** start ENTRIES **
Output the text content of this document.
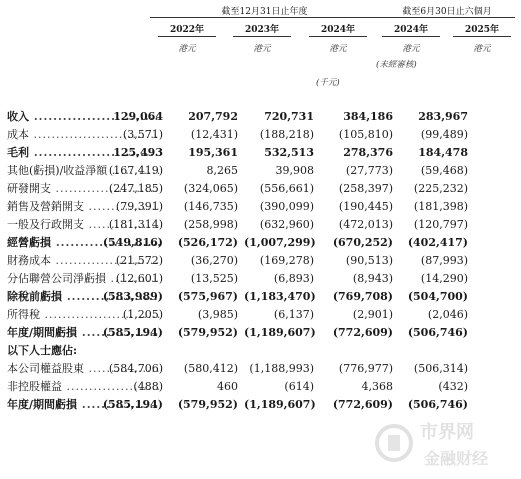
截至12月31日止年度	截至6月30日止六個月
2022年	2023年	2024年	2024年	2025年
港元	港元	港元	港元	港元
(未經審核)
(千元)
收入 .....	129,064	207,792	720,731	384,186	283,967
成本 .....	(3,571)	(12,431)	(188,218)	(105,810)	(99,489)
毛利 .....	125,493	195,361	532,513	278,376	184,478
其他(虧損)/收益淨額 ..... (167,419)	8,265	39,908	(27,773)	(59,468)
研發開支 .....	(247,185)	(324,065)	(556,661)	(258,397)	(225,232)
銷售及營銷開支 .....	(79,391)	(146,735)	(390,099)	(190,445)	(181,398)
一般及行政開支 .....	(181,314)	(258,998)	(632,960)	(472,013)	(120,797)
經營虧損 .....	(549,816)	(526,172) (1,007,299)	(670,252)	(402,417)
財務成本 .....	(21,572)	(36,270)	(169,278)	(90,513)	(87,993)
分佔聯營公司淨虧損 ..... (12,601)	(13,525)	(6,893)	(8,943)	(14,290)
除稅前虧損 .....	(583,989)	(575,967) (1,183,470)	(769,708)	(504,700)
所得稅 .....	(1,205)	(3,985)	(6,137)	(2,901)	(2,046)
年度/期間虧損 .....	(585,194)	(579,952) (1,189,607)	(772,609)	(506,746)
以下人士應佔:
本公司權益股東 .....	(584,706)	(580,412)	(1,188,993)	(776,977)	(506,314)
非控股權益 .....	(488)	460	(614)	4,368	(432)
年度/期間虧損 .....	(585,194)	(579,952) (1,189,607)	(772,609)	(506,746)
市界网
金融财经
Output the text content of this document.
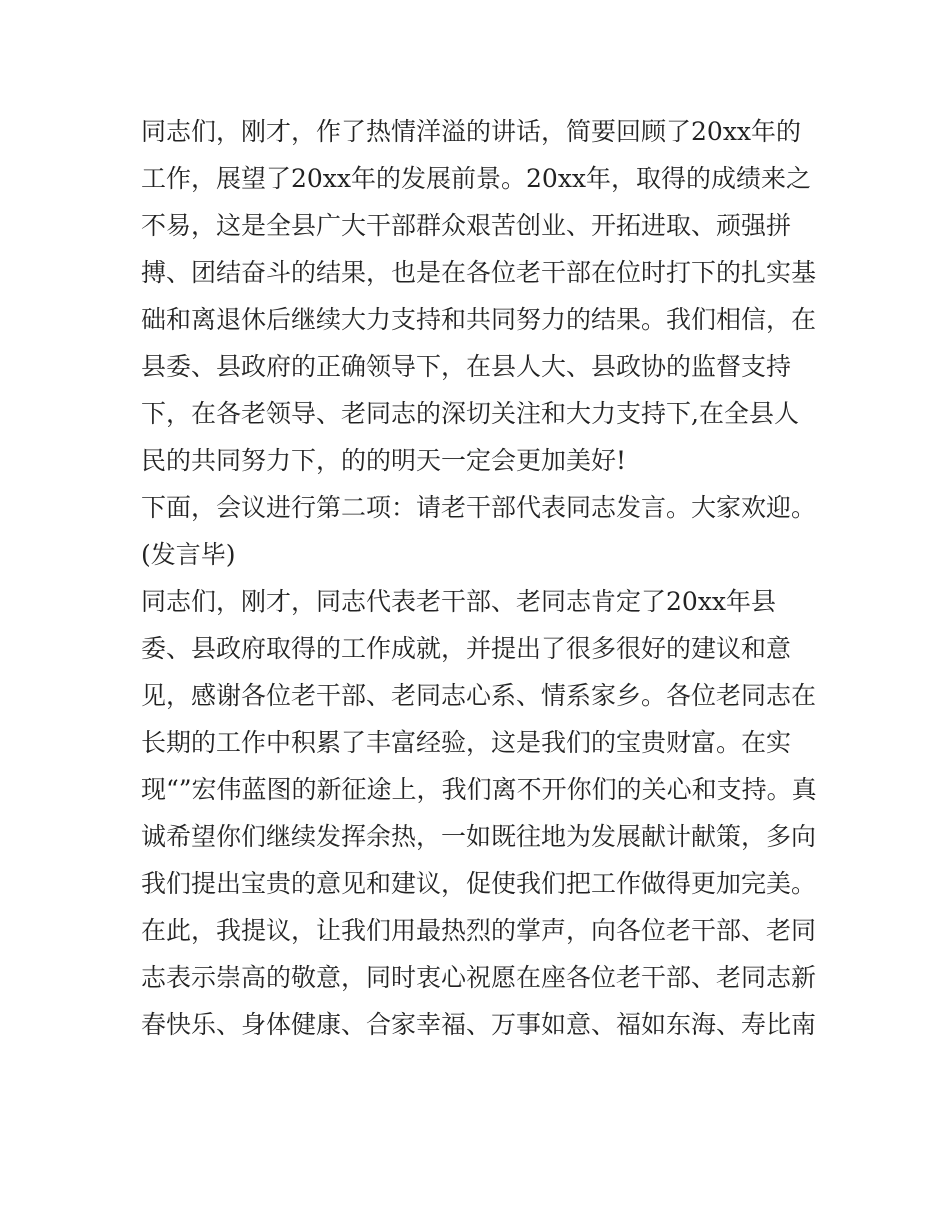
同志们，刚才，作了热情洋溢的讲话，简要回顾了20xx年的
工作，展望了20xx年的发展前景。20xx年，取得的成绩来之
不易，这是全县广大干部群众艰苦创业、开拓进取、顽强拼
搏、团结奋斗的结果，也是在各位老干部在位时打下的扎实基
础和离退休后继续大力支持和共同努力的结果。我们相信，在
县委、县政府的正确领导下，在县人大、县政协的监督支持
下，在各老领导、老同志的深切关注和大力支持下,在全县人
民的共同努力下，的的明天一定会更加美好!
下面，会议进行第二项：请老干部代表同志发言。大家欢迎。
(发言毕)
同志们，刚才，同志代表老干部、老同志肯定了20xx年县
委、县政府取得的工作成就，并提出了很多很好的建议和意
见，感谢各位老干部、老同志心系、情系家乡。各位老同志在
长期的工作中积累了丰富经验，这是我们的宝贵财富。在实
现“”宏伟蓝图的新征途上，我们离不开你们的关心和支持。真
诚希望你们继续发挥余热，一如既往地为发展献计献策，多向
我们提出宝贵的意见和建议，促使我们把工作做得更加完美。
在此，我提议，让我们用最热烈的掌声，向各位老干部、老同
志表示崇高的敬意，同时衷心祝愿在座各位老干部、老同志新
春快乐、身体健康、合家幸福、万事如意、福如东海、寿比南
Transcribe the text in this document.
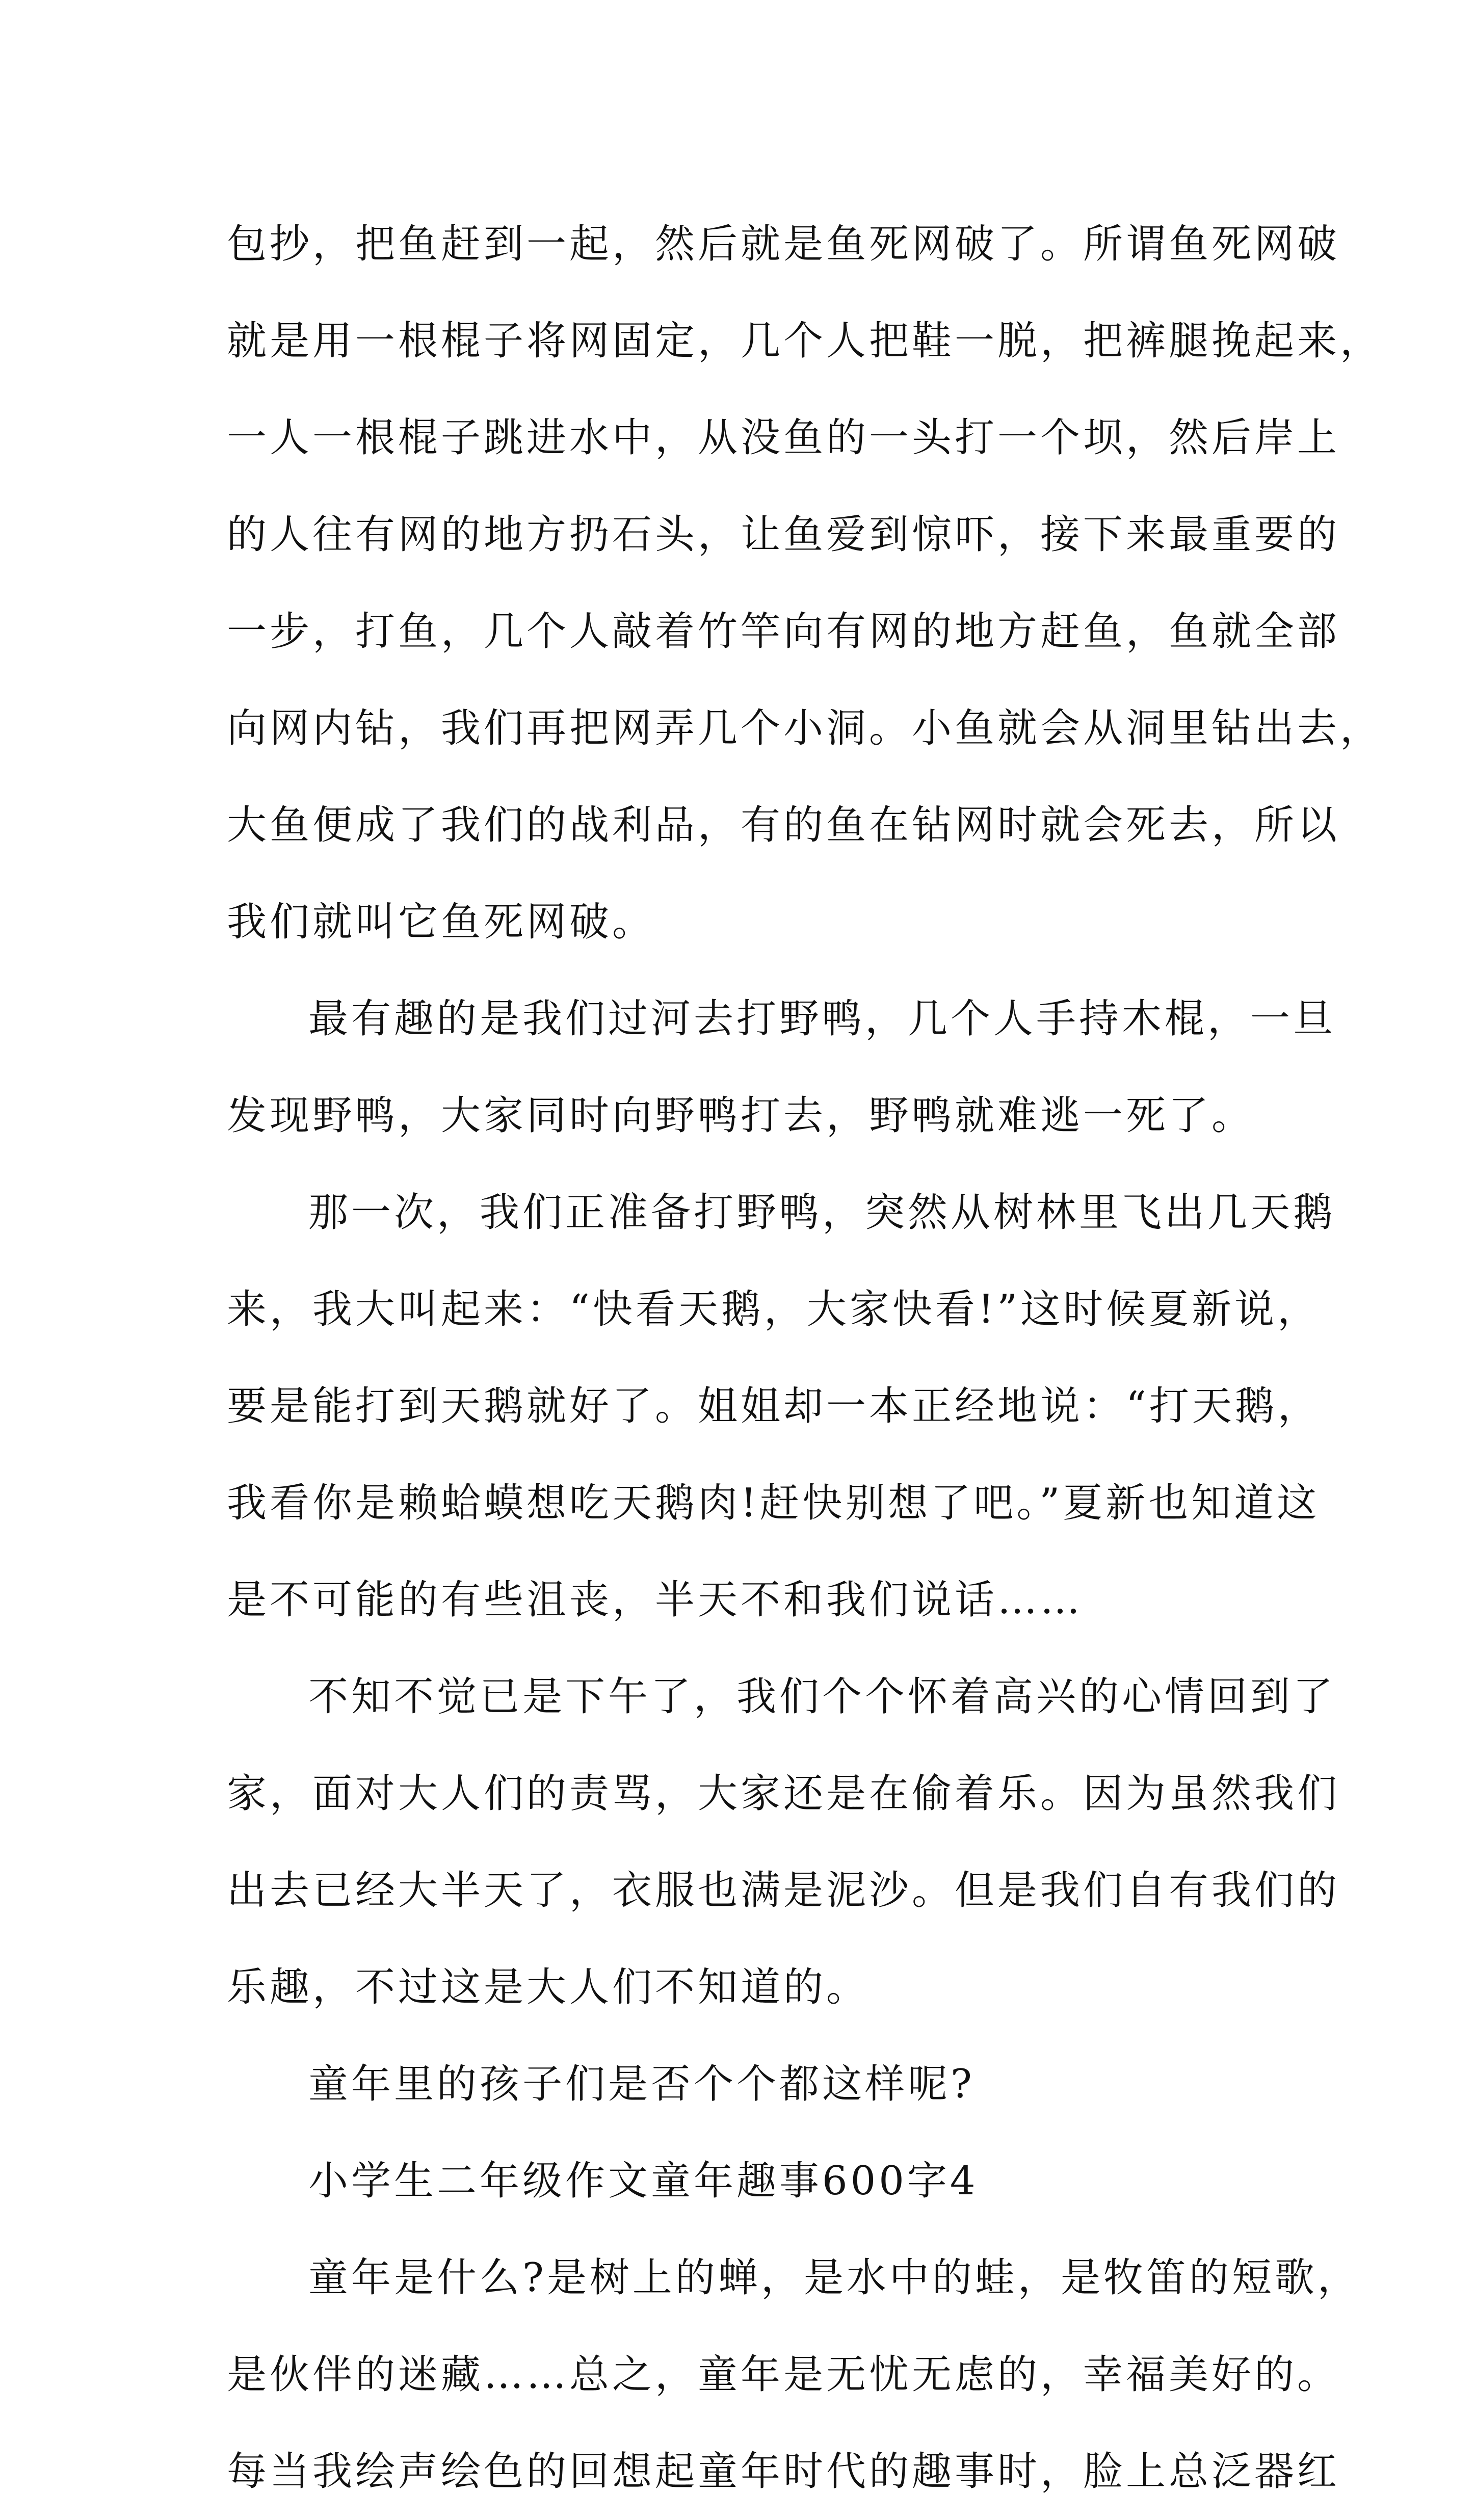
包抄，把鱼赶到一起，然后就是鱼死网破了。所谓鱼死网破
就是用一根棍子将网固定，几个人把鞋一脱，把裤腿挽起来，
一人一根棍子跳进水中，从没鱼的一头打一个坝，然后岸上
的人往有网的地方扔石头，让鱼爱到惊吓，接下来最重要的
一步，打鱼，几个人敲着竹竿向有网的地方赶鱼，鱼就全部
向网内钻，我们再把网弄几个小洞。小鱼就会从洞里钻出去，
大鱼便成了我们的战利品，有的鱼在钻网时就会死去，所以
我们就叫它鱼死网破。
最有趣的是我们过河去打野鸭，几个人手持木棍，一旦
发现野鸭，大家同时向野鸭打去，野鸭就难逃一死了。
那一次，我们正准备打野鸭，突然从树林里飞出几天鹅
来，我大叫起来：“快看天鹅，大家快看!”这时候夏新说，
要是能打到天鹅就好了。姐姐却一本正经地说：“打天鹅，
我看你是赖蛤蟆想吃天鹅肉!赶快别想了吧。”夏新也知道这
是不可能的有些沮丧，半天不和我们说话……
不知不觉已是下午了，我们个个怀着高兴的心情回到了
家，面对大人们的责骂，大家还是在偷着乐。因为虽然我们
出去已经大半天了，衣服也满是泥沙。但是我们自有我们的
乐趣，不过这是大人们不知道的。
童年里的孩子们是否个个都这样呢?
小学生二年级作文童年趣事600字4
童年是什么?是树上的蝉，是水中的蛙，是牧笛的短歌，
是伙伴的迷藏……总之，童年是无忧无虑的，幸福美好的。
每当我绘声绘色的回想起童年时代的趣事时，脸上总泛器红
** end ENTRIES **
| BRIEF |
Reproduce all of the data exactly; the pictures do not belong in the copy.

| ANSWER FOR THE TASK |
Output the text content of this document.
截至12月31日止年度	截至6月30日止六個月
2022年	2023年	2024年	2024年	2025年
港元	港元	港元	港元	港元
(未經審核)
(千元)
收入 .....	129,064	207,792	720,731	384,186	283,967
成本 .....	(3,571)	(12,431)	(188,218)	(105,810)	(99,489)
毛利 .....	125,493	195,361	532,513	278,376	184,478
其他(虧損)/收益淨額 ..... (167,419)	8,265	39,908	(27,773)	(59,468)
研發開支 .....	(247,185)	(324,065)	(556,661)	(258,397)	(225,232)
銷售及營銷開支 .....	(79,391)	(146,735)	(390,099)	(190,445)	(181,398)
一般及行政開支 .....	(181,314)	(258,998)	(632,960)	(472,013)	(120,797)
經營虧損 .....	(549,816)	(526,172) (1,007,299)	(670,252)	(402,417)
財務成本 .....	(21,572)	(36,270)	(169,278)	(90,513)	(87,993)
分佔聯營公司淨虧損 ..... (12,601)	(13,525)	(6,893)	(8,943)	(14,290)
除稅前虧損 .....	(583,989)	(575,967) (1,183,470)	(769,708)	(504,700)
所得稅 .....	(1,205)	(3,985)	(6,137)	(2,901)	(2,046)
年度/期間虧損 .....	(585,194)	(579,952) (1,189,607)	(772,609)	(506,746)
以下人士應佔:
本公司權益股東 .....	(584,706)	(580,412)	(1,188,993)	(776,977)	(506,314)
非控股權益 .....	(488)	460	(614)	4,368	(432)
年度/期間虧損 .....	(585,194)	(579,952) (1,189,607)	(772,609)	(506,746)
市界网
金融财经
Output the text content of this document.
同志们，刚才，作了热情洋溢的讲话，简要回顾了20xx年的
工作，展望了20xx年的发展前景。20xx年，取得的成绩来之
不易，这是全县广大干部群众艰苦创业、开拓进取、顽强拼
搏、团结奋斗的结果，也是在各位老干部在位时打下的扎实基
础和离退休后继续大力支持和共同努力的结果。我们相信，在
县委、县政府的正确领导下，在县人大、县政协的监督支持
下，在各老领导、老同志的深切关注和大力支持下,在全县人
民的共同努力下，的的明天一定会更加美好!
下面，会议进行第二项：请老干部代表同志发言。大家欢迎。
(发言毕)
同志们，刚才，同志代表老干部、老同志肯定了20xx年县
委、县政府取得的工作成就，并提出了很多很好的建议和意
见，感谢各位老干部、老同志心系、情系家乡。各位老同志在
长期的工作中积累了丰富经验，这是我们的宝贵财富。在实
现“”宏伟蓝图的新征途上，我们离不开你们的关心和支持。真
诚希望你们继续发挥余热，一如既往地为发展献计献策，多向
我们提出宝贵的意见和建议，促使我们把工作做得更加完美。
在此，我提议，让我们用最热烈的掌声，向各位老干部、老同
志表示崇高的敬意，同时衷心祝愿在座各位老干部、老同志新
春快乐、身体健康、合家幸福、万事如意、福如东海、寿比南
Transcribe the text in this document.
包抄，把鱼赶到一起，然后就是鱼死网破了。所谓鱼死网破
就是用一根棍子将网固定，几个人把鞋一脱，把裤腿挽起来，
一人一根棍子跳进水中，从没鱼的一头打一个坝，然后岸上
的人往有网的地方扔石头，让鱼爱到惊吓，接下来最重要的
一步，打鱼，几个人敲着竹竿向有网的地方赶鱼，鱼就全部
向网内钻，我们再把网弄几个小洞。小鱼就会从洞里钻出去，
大鱼便成了我们的战利品，有的鱼在钻网时就会死去，所以
我们就叫它鱼死网破。
最有趣的是我们过河去打野鸭，几个人手持木棍，一旦
发现野鸭，大家同时向野鸭打去，野鸭就难逃一死了。
那一次，我们正准备打野鸭，突然从树林里飞出几天鹅
来，我大叫起来：“快看天鹅，大家快看!”这时候夏新说，
要是能打到天鹅就好了。姐姐却一本正经地说：“打天鹅，
我看你是赖蛤蟆想吃天鹅肉!赶快别想了吧。”夏新也知道这
是不可能的有些沮丧，半天不和我们说话……
不知不觉已是下午了，我们个个怀着高兴的心情回到了
家，面对大人们的责骂，大家还是在偷着乐。因为虽然我们
出去已经大半天了，衣服也满是泥沙。但是我们自有我们的
乐趣，不过这是大人们不知道的。
童年里的孩子们是否个个都这样呢?
小学生二年级作文童年趣事600字4
童年是什么?是树上的蝉，是水中的蛙，是牧笛的短歌，
是伙伴的迷藏……总之，童年是无忧无虑的，幸福美好的。
每当我绘声绘色的回想起童年时代的趣事时，脸上总泛器红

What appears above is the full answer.